PROBLEM TO SOLVE => Keep the pictures out and restate every record exactly.

DATA ENTRIES =>
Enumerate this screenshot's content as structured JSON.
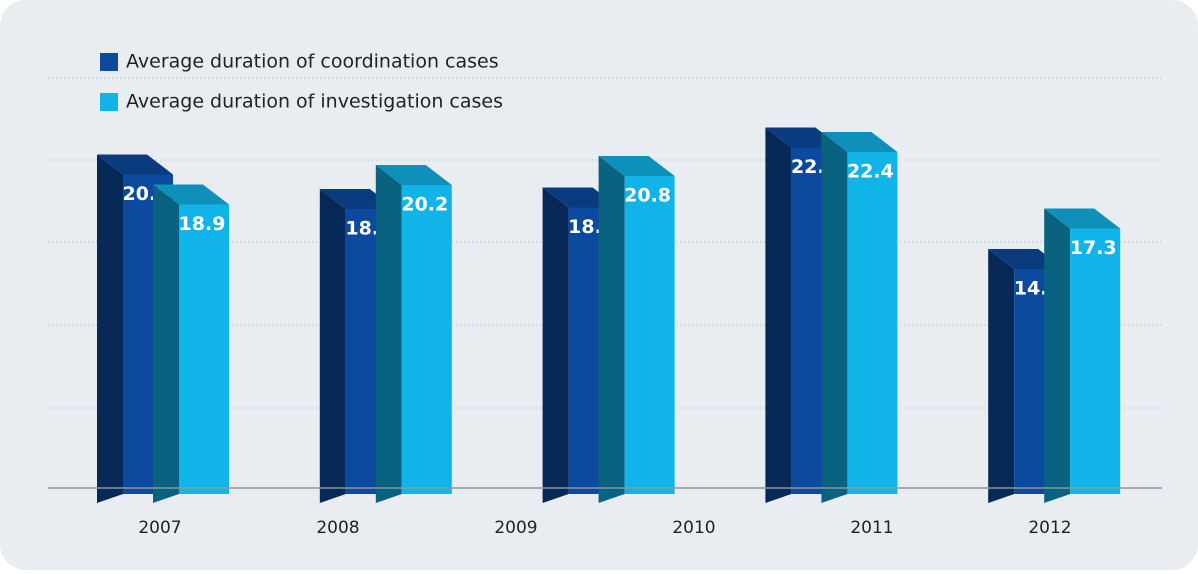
{
  "chart_data": {
    "type": "bar3d",
    "categories": [
      "2007",
      "2008",
      "2009",
      "2010",
      "2011",
      "2012"
    ],
    "series": [
      {
        "name": "Average duration of coordination cases",
        "color": "#0b4a9e",
        "values": [
          20.9,
          18.6,
          18.7,
          null,
          22.7,
          14.6
        ]
      },
      {
        "name": "Average duration of investigation cases",
        "color": "#11b4e8",
        "values": [
          18.9,
          20.2,
          20.8,
          null,
          22.4,
          17.3
        ]
      }
    ],
    "ylim": [
      0,
      27
    ],
    "grid": true,
    "legend": "top-left"
  }
}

REPLY =>
Enumerate this screenshot's content as structured JSON.
{
  "chart_data": {
    "type": "bar3d",
    "categories": [
      "2007",
      "2008",
      "2009",
      "2010",
      "2011",
      "2012"
    ],
    "series": [
      {
        "name": "Average duration of coordination cases",
        "color": "#0b4a9e",
        "values": [
          20.9,
          18.6,
          18.7,
          null,
          22.7,
          14.6
        ]
      },
      {
        "name": "Average duration of investigation cases",
        "color": "#11b4e8",
        "values": [
          18.9,
          20.2,
          20.8,
          null,
          22.4,
          17.3
        ]
      }
    ],
    "ylim": [
      0,
      27
    ],
    "grid": true,
    "legend": "top-left"
  }
}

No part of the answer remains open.